— EXTRACTED RECORDS —
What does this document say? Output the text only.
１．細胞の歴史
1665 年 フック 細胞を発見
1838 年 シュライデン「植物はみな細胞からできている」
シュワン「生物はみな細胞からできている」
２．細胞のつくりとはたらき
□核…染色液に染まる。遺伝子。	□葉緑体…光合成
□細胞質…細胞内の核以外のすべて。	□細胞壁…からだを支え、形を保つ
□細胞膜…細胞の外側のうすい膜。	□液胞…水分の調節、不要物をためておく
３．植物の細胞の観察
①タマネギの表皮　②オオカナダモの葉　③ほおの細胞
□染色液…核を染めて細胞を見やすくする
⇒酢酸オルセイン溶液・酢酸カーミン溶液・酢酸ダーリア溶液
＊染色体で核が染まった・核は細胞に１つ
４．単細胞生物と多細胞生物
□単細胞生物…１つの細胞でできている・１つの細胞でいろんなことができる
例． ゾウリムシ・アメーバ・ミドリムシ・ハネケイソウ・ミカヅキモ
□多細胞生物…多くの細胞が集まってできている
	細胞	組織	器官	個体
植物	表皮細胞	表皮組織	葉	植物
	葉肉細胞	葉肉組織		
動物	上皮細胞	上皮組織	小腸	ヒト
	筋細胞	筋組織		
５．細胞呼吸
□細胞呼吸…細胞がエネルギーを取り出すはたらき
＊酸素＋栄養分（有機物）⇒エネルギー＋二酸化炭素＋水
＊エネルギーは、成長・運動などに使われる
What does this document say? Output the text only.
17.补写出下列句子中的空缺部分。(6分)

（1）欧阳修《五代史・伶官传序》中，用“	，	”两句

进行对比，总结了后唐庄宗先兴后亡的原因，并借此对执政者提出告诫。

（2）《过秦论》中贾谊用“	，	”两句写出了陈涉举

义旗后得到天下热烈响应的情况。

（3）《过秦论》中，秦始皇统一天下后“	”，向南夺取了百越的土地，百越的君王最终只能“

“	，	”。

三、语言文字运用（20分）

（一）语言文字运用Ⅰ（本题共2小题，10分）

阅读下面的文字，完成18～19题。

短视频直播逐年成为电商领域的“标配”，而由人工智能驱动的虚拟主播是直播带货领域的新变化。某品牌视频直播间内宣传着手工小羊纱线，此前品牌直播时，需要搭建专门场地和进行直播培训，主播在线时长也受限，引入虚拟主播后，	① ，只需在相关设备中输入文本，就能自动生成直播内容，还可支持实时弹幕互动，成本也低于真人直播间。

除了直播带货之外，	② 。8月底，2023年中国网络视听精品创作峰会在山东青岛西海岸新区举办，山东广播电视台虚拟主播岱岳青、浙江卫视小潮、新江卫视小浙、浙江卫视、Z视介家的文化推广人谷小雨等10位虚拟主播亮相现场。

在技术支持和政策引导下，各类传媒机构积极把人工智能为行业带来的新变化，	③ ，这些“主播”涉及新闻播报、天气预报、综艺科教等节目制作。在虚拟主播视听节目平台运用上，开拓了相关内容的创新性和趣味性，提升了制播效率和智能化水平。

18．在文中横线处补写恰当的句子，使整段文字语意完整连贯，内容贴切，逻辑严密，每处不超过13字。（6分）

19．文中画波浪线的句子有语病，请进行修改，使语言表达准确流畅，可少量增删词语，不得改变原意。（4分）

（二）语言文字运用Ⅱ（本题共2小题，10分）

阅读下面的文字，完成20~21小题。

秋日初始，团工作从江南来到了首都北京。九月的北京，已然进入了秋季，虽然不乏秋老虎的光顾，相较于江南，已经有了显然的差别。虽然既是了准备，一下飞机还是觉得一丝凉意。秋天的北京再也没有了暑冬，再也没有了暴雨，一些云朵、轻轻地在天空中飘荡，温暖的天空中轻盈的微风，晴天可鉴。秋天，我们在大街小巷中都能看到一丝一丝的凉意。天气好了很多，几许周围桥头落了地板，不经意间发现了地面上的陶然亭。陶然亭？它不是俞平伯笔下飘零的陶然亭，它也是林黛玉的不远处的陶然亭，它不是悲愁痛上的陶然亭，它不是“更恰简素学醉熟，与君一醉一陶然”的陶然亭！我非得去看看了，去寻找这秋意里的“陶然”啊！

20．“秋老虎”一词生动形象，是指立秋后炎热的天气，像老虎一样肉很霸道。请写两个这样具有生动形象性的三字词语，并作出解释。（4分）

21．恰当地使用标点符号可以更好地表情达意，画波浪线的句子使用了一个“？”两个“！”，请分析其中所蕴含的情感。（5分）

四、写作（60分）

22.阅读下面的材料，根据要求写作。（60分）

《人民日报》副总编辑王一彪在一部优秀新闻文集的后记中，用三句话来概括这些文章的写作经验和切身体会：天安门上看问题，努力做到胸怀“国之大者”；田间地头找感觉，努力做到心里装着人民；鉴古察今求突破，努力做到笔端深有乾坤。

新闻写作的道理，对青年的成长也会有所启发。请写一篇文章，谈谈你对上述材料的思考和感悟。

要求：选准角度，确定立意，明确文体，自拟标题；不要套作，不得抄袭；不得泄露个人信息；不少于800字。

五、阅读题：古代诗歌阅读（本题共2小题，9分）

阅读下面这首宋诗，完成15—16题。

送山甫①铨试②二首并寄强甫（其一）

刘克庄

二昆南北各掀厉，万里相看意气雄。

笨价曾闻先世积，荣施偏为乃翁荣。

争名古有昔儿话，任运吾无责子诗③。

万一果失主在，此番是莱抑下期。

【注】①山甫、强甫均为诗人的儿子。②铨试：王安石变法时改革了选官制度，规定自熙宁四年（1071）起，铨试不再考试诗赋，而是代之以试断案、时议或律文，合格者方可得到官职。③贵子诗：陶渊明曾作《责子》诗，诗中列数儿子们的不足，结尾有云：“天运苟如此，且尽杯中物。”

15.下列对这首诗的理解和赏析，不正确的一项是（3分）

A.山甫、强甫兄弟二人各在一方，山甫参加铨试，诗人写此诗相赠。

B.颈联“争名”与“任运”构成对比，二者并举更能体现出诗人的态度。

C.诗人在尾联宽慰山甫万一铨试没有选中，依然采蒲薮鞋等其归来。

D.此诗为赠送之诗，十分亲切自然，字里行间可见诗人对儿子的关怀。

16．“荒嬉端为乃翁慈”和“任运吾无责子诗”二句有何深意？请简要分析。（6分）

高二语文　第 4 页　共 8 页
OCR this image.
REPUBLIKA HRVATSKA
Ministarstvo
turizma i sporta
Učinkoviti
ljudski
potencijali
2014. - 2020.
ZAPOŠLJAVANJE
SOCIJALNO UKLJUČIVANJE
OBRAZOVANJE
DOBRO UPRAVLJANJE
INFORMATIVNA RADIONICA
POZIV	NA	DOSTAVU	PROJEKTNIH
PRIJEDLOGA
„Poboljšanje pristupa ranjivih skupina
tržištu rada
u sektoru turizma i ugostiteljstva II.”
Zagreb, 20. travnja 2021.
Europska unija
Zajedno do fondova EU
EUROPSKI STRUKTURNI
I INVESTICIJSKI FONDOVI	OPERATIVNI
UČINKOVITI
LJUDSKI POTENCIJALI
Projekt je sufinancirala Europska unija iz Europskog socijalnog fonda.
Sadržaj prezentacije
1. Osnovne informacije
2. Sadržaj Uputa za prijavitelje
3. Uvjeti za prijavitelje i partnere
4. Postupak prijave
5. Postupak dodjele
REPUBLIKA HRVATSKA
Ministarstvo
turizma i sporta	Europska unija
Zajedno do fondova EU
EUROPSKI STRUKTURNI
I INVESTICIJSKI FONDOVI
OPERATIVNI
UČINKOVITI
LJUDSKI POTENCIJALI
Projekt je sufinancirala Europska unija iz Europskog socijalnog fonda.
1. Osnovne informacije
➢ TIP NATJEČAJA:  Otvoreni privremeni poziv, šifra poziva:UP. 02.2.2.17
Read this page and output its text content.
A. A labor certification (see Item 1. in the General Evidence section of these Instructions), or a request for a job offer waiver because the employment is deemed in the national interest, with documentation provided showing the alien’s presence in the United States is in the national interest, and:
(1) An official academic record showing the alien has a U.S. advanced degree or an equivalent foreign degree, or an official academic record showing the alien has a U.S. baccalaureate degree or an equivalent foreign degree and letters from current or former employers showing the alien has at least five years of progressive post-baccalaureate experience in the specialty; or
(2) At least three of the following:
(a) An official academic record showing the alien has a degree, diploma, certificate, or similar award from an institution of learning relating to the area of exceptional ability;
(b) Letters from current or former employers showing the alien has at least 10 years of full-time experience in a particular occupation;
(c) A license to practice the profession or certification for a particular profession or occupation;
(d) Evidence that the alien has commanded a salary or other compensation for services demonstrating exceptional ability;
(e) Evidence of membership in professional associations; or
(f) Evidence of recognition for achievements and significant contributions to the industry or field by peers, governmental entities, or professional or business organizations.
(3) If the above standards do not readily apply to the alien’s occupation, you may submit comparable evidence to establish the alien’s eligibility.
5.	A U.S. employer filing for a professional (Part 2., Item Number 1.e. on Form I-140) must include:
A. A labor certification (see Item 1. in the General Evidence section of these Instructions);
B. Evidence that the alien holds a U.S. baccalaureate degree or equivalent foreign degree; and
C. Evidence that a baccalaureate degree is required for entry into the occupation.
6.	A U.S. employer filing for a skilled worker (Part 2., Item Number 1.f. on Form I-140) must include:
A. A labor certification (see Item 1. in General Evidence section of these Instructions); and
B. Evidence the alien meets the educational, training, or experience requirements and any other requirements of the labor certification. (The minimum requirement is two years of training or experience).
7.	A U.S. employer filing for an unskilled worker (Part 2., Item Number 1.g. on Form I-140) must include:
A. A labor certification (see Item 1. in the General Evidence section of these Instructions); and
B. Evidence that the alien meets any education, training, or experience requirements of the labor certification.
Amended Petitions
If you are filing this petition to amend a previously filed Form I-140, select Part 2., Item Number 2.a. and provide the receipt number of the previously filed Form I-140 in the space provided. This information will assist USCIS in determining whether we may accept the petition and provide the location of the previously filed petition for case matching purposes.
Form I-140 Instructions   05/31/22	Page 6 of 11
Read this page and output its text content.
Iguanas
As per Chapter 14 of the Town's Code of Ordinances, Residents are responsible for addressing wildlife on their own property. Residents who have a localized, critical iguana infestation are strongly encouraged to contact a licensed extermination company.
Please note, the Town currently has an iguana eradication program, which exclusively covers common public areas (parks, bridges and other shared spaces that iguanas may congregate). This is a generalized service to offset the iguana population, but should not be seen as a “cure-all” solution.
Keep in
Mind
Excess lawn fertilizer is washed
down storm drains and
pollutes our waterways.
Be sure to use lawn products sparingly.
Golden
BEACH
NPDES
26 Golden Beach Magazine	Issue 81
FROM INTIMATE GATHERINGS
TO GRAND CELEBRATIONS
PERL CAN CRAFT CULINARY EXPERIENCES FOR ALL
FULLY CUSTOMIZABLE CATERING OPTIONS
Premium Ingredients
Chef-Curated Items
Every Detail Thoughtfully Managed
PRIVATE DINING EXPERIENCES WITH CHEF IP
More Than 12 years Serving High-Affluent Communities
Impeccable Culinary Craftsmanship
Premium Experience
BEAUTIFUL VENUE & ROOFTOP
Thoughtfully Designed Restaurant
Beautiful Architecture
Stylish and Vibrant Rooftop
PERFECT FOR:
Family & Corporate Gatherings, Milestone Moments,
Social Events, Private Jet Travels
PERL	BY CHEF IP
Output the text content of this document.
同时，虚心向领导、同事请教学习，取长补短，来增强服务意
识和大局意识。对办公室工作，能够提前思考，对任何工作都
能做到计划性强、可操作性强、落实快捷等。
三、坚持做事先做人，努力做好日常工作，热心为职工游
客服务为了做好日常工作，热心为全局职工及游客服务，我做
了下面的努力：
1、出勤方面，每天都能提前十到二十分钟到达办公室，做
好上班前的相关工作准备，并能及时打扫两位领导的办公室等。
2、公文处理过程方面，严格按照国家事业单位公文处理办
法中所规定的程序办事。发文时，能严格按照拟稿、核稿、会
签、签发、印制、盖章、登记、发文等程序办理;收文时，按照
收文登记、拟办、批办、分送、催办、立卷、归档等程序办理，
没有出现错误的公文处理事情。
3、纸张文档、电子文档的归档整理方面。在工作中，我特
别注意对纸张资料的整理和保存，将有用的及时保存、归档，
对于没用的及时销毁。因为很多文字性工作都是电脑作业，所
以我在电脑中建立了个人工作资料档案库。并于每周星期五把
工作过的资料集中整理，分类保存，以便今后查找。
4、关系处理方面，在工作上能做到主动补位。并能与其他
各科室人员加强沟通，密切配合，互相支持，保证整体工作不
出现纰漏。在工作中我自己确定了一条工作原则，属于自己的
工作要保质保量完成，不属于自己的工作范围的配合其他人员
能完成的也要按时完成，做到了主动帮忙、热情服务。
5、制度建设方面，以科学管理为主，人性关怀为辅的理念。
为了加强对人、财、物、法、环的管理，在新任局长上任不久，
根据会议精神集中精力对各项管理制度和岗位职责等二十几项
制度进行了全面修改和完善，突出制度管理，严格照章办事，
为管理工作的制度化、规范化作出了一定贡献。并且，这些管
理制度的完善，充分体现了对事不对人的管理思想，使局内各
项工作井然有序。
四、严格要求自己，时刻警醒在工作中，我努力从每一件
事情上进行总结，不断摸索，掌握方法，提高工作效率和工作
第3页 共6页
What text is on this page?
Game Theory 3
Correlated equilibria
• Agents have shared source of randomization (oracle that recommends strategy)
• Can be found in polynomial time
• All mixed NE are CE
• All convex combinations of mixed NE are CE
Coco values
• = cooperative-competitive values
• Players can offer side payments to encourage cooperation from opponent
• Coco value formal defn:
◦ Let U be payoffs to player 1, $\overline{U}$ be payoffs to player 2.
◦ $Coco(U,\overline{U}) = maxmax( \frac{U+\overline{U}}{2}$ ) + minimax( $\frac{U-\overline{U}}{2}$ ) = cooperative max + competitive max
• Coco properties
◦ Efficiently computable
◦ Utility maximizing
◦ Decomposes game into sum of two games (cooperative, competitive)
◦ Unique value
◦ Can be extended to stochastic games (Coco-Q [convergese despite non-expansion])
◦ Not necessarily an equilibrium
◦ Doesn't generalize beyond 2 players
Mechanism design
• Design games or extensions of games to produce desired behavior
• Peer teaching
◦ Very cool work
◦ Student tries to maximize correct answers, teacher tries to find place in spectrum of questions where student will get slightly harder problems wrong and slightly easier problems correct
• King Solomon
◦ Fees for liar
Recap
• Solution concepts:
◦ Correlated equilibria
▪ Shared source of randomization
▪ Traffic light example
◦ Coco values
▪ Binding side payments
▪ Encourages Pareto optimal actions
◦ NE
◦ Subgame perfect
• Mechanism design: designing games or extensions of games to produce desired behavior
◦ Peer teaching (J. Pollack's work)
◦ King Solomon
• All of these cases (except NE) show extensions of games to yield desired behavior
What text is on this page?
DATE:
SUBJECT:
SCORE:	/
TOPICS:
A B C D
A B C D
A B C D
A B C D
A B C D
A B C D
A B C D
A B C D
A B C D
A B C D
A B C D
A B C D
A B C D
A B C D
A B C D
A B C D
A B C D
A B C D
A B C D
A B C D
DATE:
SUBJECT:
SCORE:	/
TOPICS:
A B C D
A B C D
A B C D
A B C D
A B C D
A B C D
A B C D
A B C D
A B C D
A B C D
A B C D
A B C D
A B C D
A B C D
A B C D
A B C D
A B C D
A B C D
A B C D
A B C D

— EXERCISE PROMPT —
Using the records given above, list every line that includes the word "Premium".

— SOLUTION FOR THIS PROBLEM —
Premium Ingredients
Premium Experience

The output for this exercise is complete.